== Work instructions ==
Copy the data below exactly, omitting any picture it contains.

== Supplied records ==
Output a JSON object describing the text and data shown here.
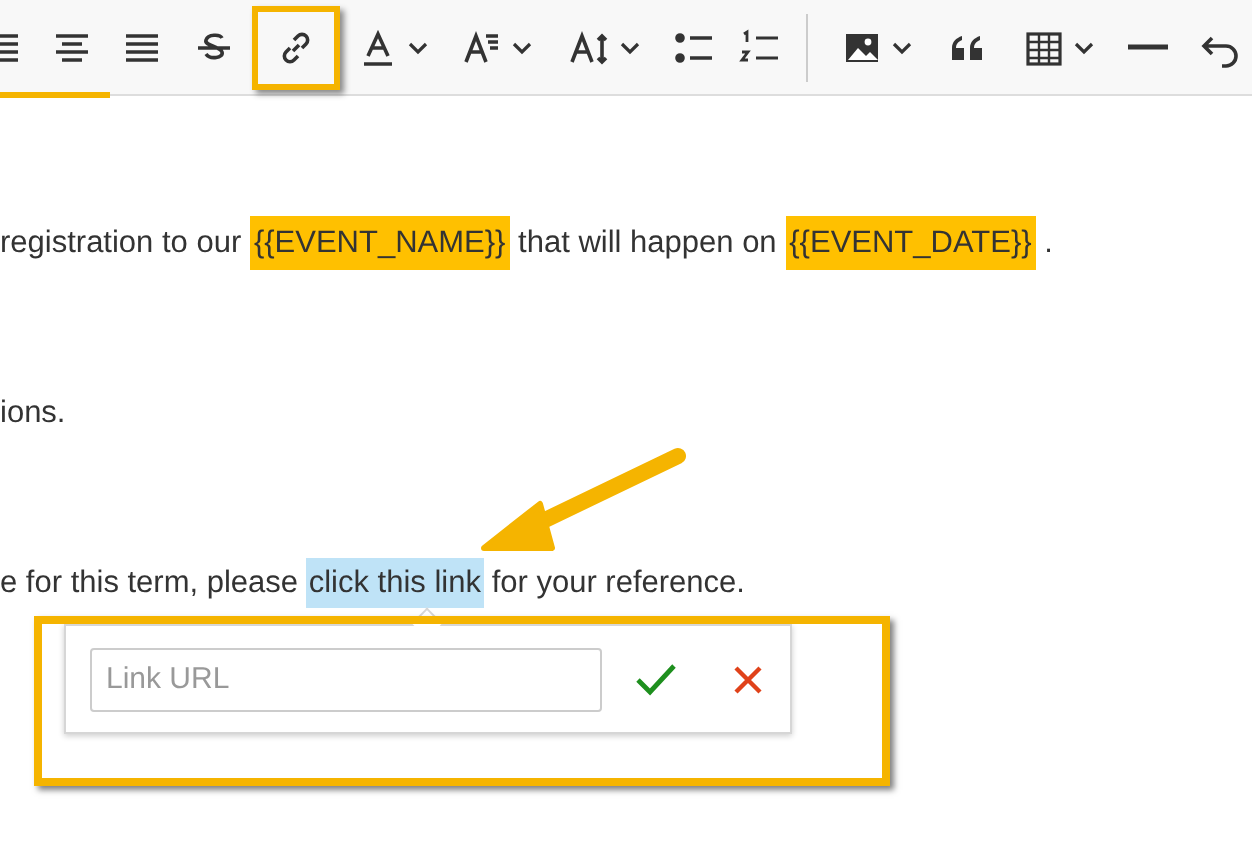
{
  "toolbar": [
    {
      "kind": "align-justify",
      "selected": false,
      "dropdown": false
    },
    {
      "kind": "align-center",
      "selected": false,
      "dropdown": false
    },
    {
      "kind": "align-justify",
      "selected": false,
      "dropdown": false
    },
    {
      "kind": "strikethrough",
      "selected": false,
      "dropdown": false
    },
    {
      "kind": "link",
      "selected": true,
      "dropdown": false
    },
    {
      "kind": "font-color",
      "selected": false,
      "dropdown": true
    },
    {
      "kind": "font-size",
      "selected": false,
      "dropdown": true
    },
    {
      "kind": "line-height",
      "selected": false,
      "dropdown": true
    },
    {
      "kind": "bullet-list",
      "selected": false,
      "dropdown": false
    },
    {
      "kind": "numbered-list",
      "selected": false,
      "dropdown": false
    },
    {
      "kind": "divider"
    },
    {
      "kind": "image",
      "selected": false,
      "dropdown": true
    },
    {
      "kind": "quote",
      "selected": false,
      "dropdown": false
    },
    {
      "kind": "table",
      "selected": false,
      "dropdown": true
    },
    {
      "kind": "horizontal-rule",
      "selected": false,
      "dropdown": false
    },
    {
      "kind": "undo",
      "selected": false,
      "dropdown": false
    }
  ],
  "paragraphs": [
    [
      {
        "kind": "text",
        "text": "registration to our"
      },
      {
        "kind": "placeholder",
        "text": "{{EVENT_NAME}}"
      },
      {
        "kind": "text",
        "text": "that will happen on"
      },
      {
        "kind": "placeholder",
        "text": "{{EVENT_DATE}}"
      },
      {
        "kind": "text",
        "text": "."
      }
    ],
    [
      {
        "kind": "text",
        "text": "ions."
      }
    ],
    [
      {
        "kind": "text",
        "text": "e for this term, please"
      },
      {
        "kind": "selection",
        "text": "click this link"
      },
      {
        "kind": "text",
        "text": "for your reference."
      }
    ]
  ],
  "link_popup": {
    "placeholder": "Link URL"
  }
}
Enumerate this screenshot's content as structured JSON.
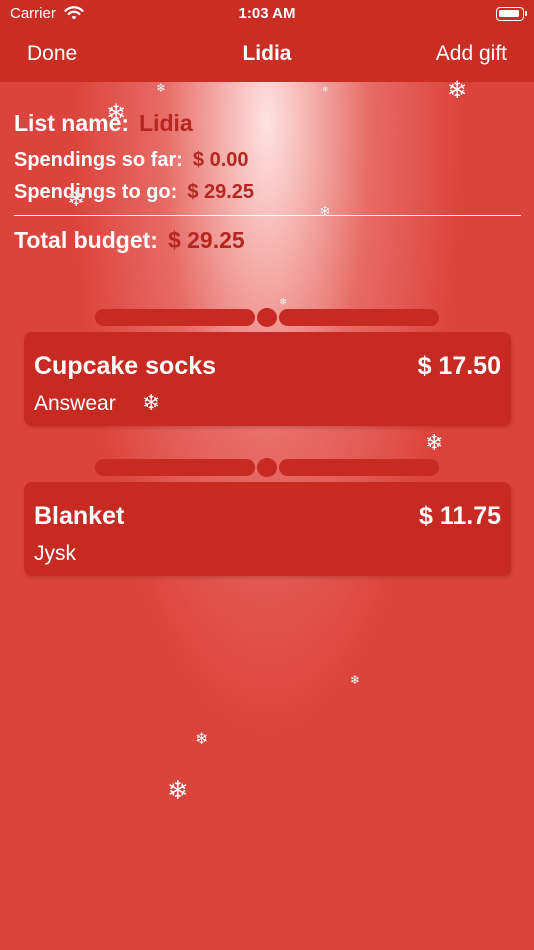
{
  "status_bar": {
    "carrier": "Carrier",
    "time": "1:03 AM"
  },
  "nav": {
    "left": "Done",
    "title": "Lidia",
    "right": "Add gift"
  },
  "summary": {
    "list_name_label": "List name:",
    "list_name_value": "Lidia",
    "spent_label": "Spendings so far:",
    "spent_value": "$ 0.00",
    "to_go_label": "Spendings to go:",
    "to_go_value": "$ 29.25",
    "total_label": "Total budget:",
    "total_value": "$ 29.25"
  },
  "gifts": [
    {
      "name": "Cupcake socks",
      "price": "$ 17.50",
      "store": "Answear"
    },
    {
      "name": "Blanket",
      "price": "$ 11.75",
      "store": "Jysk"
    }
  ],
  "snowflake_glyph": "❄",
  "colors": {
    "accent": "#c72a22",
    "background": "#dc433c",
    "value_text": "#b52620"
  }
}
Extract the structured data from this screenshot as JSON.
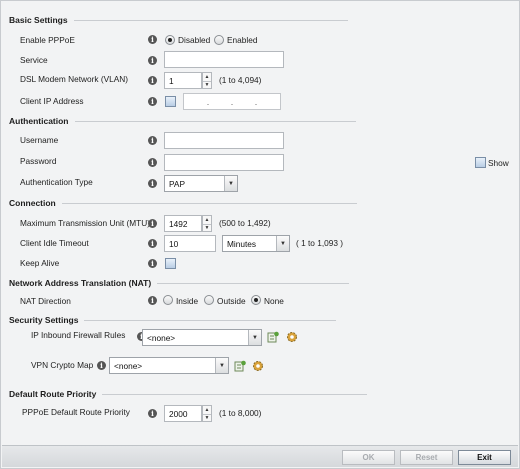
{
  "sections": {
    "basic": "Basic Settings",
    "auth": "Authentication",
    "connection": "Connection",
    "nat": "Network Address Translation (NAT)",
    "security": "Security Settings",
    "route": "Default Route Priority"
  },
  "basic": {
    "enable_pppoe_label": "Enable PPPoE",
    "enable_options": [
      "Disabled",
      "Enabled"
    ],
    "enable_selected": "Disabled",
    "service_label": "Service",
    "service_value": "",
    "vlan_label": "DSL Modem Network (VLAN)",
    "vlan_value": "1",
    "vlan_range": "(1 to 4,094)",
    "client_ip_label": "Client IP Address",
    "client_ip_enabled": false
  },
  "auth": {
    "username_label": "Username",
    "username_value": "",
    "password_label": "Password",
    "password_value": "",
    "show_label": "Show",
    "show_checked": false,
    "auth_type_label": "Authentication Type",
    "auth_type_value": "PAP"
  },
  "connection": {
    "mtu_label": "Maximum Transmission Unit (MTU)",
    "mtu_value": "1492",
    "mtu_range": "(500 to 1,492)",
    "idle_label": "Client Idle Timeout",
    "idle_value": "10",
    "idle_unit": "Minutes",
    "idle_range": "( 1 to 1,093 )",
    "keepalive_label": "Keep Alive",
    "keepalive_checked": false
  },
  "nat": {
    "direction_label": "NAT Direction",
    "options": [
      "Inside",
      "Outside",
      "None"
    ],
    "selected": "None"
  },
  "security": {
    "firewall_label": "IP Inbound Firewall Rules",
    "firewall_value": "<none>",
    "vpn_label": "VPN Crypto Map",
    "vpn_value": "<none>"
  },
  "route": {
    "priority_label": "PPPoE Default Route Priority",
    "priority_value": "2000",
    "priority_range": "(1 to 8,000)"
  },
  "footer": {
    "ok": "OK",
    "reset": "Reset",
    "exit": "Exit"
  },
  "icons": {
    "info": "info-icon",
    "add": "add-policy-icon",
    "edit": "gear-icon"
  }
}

== Answer below ==
Output a JSON object describing the text and data shown here.
{
  "toolbar": [
    {
      "kind": "align-justify",
      "selected": false,
      "dropdown": false
    },
    {
      "kind": "align-center",
      "selected": false,
      "dropdown": false
    },
    {
      "kind": "align-justify",
      "selected": false,
      "dropdown": false
    },
    {
      "kind": "strikethrough",
      "selected": false,
      "dropdown": false
    },
    {
      "kind": "link",
      "selected": true,
      "dropdown": false
    },
    {
      "kind": "font-color",
      "selected": false,
      "dropdown": true
    },
    {
      "kind": "font-size",
      "selected": false,
      "dropdown": true
    },
    {
      "kind": "line-height",
      "selected": false,
      "dropdown": true
    },
    {
      "kind": "bullet-list",
      "selected": false,
      "dropdown": false
    },
    {
      "kind": "numbered-list",
      "selected": false,
      "dropdown": false
    },
    {
      "kind": "divider"
    },
    {
      "kind": "image",
      "selected": false,
      "dropdown": true
    },
    {
      "kind": "quote",
      "selected": false,
      "dropdown": false
    },
    {
      "kind": "table",
      "selected": false,
      "dropdown": true
    },
    {
      "kind": "horizontal-rule",
      "selected": false,
      "dropdown": false
    },
    {
      "kind": "undo",
      "selected": false,
      "dropdown": false
    }
  ],
  "paragraphs": [
    [
      {
        "kind": "text",
        "text": "registration to our"
      },
      {
        "kind": "placeholder",
        "text": "{{EVENT_NAME}}"
      },
      {
        "kind": "text",
        "text": "that will happen on"
      },
      {
        "kind": "placeholder",
        "text": "{{EVENT_DATE}}"
      },
      {
        "kind": "text",
        "text": "."
      }
    ],
    [
      {
        "kind": "text",
        "text": "ions."
      }
    ],
    [
      {
        "kind": "text",
        "text": "e for this term, please"
      },
      {
        "kind": "selection",
        "text": "click this link"
      },
      {
        "kind": "text",
        "text": "for your reference."
      }
    ]
  ],
  "link_popup": {
    "placeholder": "Link URL"
  }
}
Enumerate this screenshot's content as structured JSON.
{
  "status_bar": {
    "carrier": "Carrier",
    "time": "1:03 AM"
  },
  "nav": {
    "left": "Done",
    "title": "Lidia",
    "right": "Add gift"
  },
  "summary": {
    "list_name_label": "List name:",
    "list_name_value": "Lidia",
    "spent_label": "Spendings so far:",
    "spent_value": "$ 0.00",
    "to_go_label": "Spendings to go:",
    "to_go_value": "$ 29.25",
    "total_label": "Total budget:",
    "total_value": "$ 29.25"
  },
  "gifts": [
    {
      "name": "Cupcake socks",
      "price": "$ 17.50",
      "store": "Answear"
    },
    {
      "name": "Blanket",
      "price": "$ 11.75",
      "store": "Jysk"
    }
  ],
  "snowflake_glyph": "❄",
  "colors": {
    "accent": "#c72a22",
    "background": "#dc433c",
    "value_text": "#b52620"
  }
}
Extract the structured data from this screenshot as JSON.
{
  "sections": {
    "basic": "Basic Settings",
    "auth": "Authentication",
    "connection": "Connection",
    "nat": "Network Address Translation (NAT)",
    "security": "Security Settings",
    "route": "Default Route Priority"
  },
  "basic": {
    "enable_pppoe_label": "Enable PPPoE",
    "enable_options": [
      "Disabled",
      "Enabled"
    ],
    "enable_selected": "Disabled",
    "service_label": "Service",
    "service_value": "",
    "vlan_label": "DSL Modem Network (VLAN)",
    "vlan_value": "1",
    "vlan_range": "(1 to 4,094)",
    "client_ip_label": "Client IP Address",
    "client_ip_enabled": false
  },
  "auth": {
    "username_label": "Username",
    "username_value": "",
    "password_label": "Password",
    "password_value": "",
    "show_label": "Show",
    "show_checked": false,
    "auth_type_label": "Authentication Type",
    "auth_type_value": "PAP"
  },
  "connection": {
    "mtu_label": "Maximum Transmission Unit (MTU)",
    "mtu_value": "1492",
    "mtu_range": "(500 to 1,492)",
    "idle_label": "Client Idle Timeout",
    "idle_value": "10",
    "idle_unit": "Minutes",
    "idle_range": "( 1 to 1,093 )",
    "keepalive_label": "Keep Alive",
    "keepalive_checked": false
  },
  "nat": {
    "direction_label": "NAT Direction",
    "options": [
      "Inside",
      "Outside",
      "None"
    ],
    "selected": "None"
  },
  "security": {
    "firewall_label": "IP Inbound Firewall Rules",
    "firewall_value": "<none>",
    "vpn_label": "VPN Crypto Map",
    "vpn_value": "<none>"
  },
  "route": {
    "priority_label": "PPPoE Default Route Priority",
    "priority_value": "2000",
    "priority_range": "(1 to 8,000)"
  },
  "footer": {
    "ok": "OK",
    "reset": "Reset",
    "exit": "Exit"
  },
  "icons": {
    "info": "info-icon",
    "add": "add-policy-icon",
    "edit": "gear-icon"
  }
}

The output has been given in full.